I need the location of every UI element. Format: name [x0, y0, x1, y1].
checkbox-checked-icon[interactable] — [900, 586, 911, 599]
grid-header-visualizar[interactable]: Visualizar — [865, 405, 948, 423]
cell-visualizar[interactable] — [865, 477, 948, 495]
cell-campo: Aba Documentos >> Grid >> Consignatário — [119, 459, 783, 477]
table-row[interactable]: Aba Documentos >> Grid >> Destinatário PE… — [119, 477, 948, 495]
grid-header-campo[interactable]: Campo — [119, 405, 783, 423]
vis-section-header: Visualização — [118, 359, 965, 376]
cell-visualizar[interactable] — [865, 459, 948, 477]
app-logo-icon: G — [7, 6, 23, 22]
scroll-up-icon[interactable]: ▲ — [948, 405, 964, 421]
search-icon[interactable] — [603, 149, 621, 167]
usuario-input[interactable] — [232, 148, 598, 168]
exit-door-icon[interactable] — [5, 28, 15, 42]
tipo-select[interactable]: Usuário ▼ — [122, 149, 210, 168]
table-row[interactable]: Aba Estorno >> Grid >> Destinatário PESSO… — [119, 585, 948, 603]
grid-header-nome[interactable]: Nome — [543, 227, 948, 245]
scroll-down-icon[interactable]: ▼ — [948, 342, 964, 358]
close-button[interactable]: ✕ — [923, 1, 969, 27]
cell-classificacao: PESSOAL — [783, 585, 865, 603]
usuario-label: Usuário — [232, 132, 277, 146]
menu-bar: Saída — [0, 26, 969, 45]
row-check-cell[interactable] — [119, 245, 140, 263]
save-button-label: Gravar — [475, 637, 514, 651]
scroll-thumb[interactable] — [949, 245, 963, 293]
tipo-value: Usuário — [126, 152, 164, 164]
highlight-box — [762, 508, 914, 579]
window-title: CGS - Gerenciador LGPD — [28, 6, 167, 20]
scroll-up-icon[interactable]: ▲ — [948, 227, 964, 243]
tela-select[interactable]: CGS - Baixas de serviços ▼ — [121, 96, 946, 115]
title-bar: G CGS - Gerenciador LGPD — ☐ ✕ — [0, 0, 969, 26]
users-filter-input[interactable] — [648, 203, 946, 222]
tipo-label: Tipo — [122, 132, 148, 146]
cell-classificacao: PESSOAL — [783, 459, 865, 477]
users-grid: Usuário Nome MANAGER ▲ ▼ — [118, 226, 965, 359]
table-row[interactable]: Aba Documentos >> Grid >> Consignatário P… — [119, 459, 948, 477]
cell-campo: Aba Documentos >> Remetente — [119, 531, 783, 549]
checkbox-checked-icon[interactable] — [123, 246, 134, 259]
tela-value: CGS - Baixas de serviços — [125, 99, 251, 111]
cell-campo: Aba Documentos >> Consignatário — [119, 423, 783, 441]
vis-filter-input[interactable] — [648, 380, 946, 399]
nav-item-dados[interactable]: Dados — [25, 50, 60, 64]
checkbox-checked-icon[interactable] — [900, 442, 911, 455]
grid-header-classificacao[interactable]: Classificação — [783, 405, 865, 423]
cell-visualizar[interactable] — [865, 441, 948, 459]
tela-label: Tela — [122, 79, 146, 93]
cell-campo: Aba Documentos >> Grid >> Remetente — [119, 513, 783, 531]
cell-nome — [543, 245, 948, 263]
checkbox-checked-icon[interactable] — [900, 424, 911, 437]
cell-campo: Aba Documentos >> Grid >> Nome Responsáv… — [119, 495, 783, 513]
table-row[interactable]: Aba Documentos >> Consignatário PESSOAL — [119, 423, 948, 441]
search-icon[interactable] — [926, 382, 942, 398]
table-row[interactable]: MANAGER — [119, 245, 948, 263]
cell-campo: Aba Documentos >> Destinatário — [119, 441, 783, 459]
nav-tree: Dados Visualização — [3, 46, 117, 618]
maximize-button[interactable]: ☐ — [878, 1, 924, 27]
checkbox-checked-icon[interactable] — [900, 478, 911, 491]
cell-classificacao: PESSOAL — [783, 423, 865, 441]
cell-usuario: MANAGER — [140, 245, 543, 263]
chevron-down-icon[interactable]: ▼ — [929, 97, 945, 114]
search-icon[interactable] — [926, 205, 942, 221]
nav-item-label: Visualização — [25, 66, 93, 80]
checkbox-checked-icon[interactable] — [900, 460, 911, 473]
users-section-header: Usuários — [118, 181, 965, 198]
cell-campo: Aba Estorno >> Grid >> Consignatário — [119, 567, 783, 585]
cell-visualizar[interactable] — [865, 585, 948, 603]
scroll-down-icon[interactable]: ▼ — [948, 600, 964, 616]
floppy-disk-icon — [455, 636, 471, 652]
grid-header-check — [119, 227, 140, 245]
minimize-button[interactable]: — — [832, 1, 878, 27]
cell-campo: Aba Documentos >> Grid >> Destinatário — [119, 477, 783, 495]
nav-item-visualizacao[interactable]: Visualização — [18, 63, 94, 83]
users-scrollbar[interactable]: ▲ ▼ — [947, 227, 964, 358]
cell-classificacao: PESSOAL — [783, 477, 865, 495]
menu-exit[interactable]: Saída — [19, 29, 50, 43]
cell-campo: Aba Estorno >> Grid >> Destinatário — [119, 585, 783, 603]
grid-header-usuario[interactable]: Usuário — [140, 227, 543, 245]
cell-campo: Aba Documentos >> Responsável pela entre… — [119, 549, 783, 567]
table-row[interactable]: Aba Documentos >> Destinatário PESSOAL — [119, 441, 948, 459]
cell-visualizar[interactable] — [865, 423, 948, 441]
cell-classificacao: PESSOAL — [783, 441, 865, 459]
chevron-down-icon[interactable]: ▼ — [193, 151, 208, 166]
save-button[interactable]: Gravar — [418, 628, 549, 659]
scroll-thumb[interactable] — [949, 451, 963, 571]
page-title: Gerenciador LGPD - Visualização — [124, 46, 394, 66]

------------------------

Reproduce every line of the entries above verbatim, in the same order.

**Finished task:**
I need the location of every UI element. Format: name [x0, y0, x1, y1].
checkbox-checked-icon[interactable] — [900, 586, 911, 599]
grid-header-visualizar[interactable]: Visualizar — [865, 405, 948, 423]
cell-visualizar[interactable] — [865, 477, 948, 495]
cell-campo: Aba Documentos >> Grid >> Consignatário — [119, 459, 783, 477]
table-row[interactable]: Aba Documentos >> Grid >> Destinatário PE… — [119, 477, 948, 495]
grid-header-campo[interactable]: Campo — [119, 405, 783, 423]
vis-section-header: Visualização — [118, 359, 965, 376]
cell-visualizar[interactable] — [865, 459, 948, 477]
app-logo-icon: G — [7, 6, 23, 22]
scroll-up-icon[interactable]: ▲ — [948, 405, 964, 421]
search-icon[interactable] — [603, 149, 621, 167]
usuario-input[interactable] — [232, 148, 598, 168]
exit-door-icon[interactable] — [5, 28, 15, 42]
tipo-select[interactable]: Usuário ▼ — [122, 149, 210, 168]
table-row[interactable]: Aba Estorno >> Grid >> Destinatário PESSO… — [119, 585, 948, 603]
grid-header-nome[interactable]: Nome — [543, 227, 948, 245]
scroll-down-icon[interactable]: ▼ — [948, 342, 964, 358]
close-button[interactable]: ✕ — [923, 1, 969, 27]
cell-classificacao: PESSOAL — [783, 585, 865, 603]
usuario-label: Usuário — [232, 132, 277, 146]
menu-bar: Saída — [0, 26, 969, 45]
row-check-cell[interactable] — [119, 245, 140, 263]
save-button-label: Gravar — [475, 637, 514, 651]
scroll-thumb[interactable] — [949, 245, 963, 293]
tipo-value: Usuário — [126, 152, 164, 164]
highlight-box — [762, 508, 914, 579]
window-title: CGS - Gerenciador LGPD — [28, 6, 167, 20]
scroll-up-icon[interactable]: ▲ — [948, 227, 964, 243]
tela-select[interactable]: CGS - Baixas de serviços ▼ — [121, 96, 946, 115]
title-bar: G CGS - Gerenciador LGPD — ☐ ✕ — [0, 0, 969, 26]
users-filter-input[interactable] — [648, 203, 946, 222]
tipo-label: Tipo — [122, 132, 148, 146]
cell-classificacao: PESSOAL — [783, 459, 865, 477]
users-grid: Usuário Nome MANAGER ▲ ▼ — [118, 226, 965, 359]
table-row[interactable]: Aba Documentos >> Grid >> Consignatário P… — [119, 459, 948, 477]
cell-campo: Aba Documentos >> Remetente — [119, 531, 783, 549]
checkbox-checked-icon[interactable] — [123, 246, 134, 259]
tela-value: CGS - Baixas de serviços — [125, 99, 251, 111]
cell-campo: Aba Documentos >> Consignatário — [119, 423, 783, 441]
vis-filter-input[interactable] — [648, 380, 946, 399]
nav-item-dados[interactable]: Dados — [25, 50, 60, 64]
checkbox-checked-icon[interactable] — [900, 442, 911, 455]
grid-header-classificacao[interactable]: Classificação — [783, 405, 865, 423]
cell-visualizar[interactable] — [865, 441, 948, 459]
tela-label: Tela — [122, 79, 146, 93]
cell-campo: Aba Documentos >> Grid >> Remetente — [119, 513, 783, 531]
cell-nome — [543, 245, 948, 263]
checkbox-checked-icon[interactable] — [900, 424, 911, 437]
cell-campo: Aba Documentos >> Grid >> Nome Responsáv… — [119, 495, 783, 513]
table-row[interactable]: Aba Documentos >> Consignatário PESSOAL — [119, 423, 948, 441]
search-icon[interactable] — [926, 382, 942, 398]
table-row[interactable]: MANAGER — [119, 245, 948, 263]
cell-campo: Aba Documentos >> Destinatário — [119, 441, 783, 459]
nav-tree: Dados Visualização — [3, 46, 117, 618]
maximize-button[interactable]: ☐ — [878, 1, 924, 27]
checkbox-checked-icon[interactable] — [900, 478, 911, 491]
cell-classificacao: PESSOAL — [783, 423, 865, 441]
cell-usuario: MANAGER — [140, 245, 543, 263]
chevron-down-icon[interactable]: ▼ — [929, 97, 945, 114]
search-icon[interactable] — [926, 205, 942, 221]
nav-item-label: Visualização — [25, 66, 93, 80]
checkbox-checked-icon[interactable] — [900, 460, 911, 473]
users-section-header: Usuários — [118, 181, 965, 198]
cell-campo: Aba Estorno >> Grid >> Consignatário — [119, 567, 783, 585]
cell-visualizar[interactable] — [865, 585, 948, 603]
scroll-down-icon[interactable]: ▼ — [948, 600, 964, 616]
floppy-disk-icon — [455, 636, 471, 652]
grid-header-check — [119, 227, 140, 245]
minimize-button[interactable]: — — [832, 1, 878, 27]
cell-campo: Aba Documentos >> Grid >> Destinatário — [119, 477, 783, 495]
nav-item-visualizacao[interactable]: Visualização — [18, 63, 94, 83]
users-scrollbar[interactable]: ▲ ▼ — [947, 227, 964, 358]
cell-classificacao: PESSOAL — [783, 477, 865, 495]
menu-exit[interactable]: Saída — [19, 29, 50, 43]
cell-campo: Aba Estorno >> Grid >> Destinatário — [119, 585, 783, 603]
grid-header-usuario[interactable]: Usuário — [140, 227, 543, 245]
cell-campo: Aba Documentos >> Responsável pela entre… — [119, 549, 783, 567]
table-row[interactable]: Aba Documentos >> Destinatário PESSOAL — [119, 441, 948, 459]
cell-visualizar[interactable] — [865, 423, 948, 441]
cell-classificacao: PESSOAL — [783, 441, 865, 459]
chevron-down-icon[interactable]: ▼ — [193, 151, 208, 166]
save-button[interactable]: Gravar — [418, 628, 549, 659]
scroll-thumb[interactable] — [949, 451, 963, 571]
page-title: Gerenciador LGPD - Visualização — [124, 46, 394, 66]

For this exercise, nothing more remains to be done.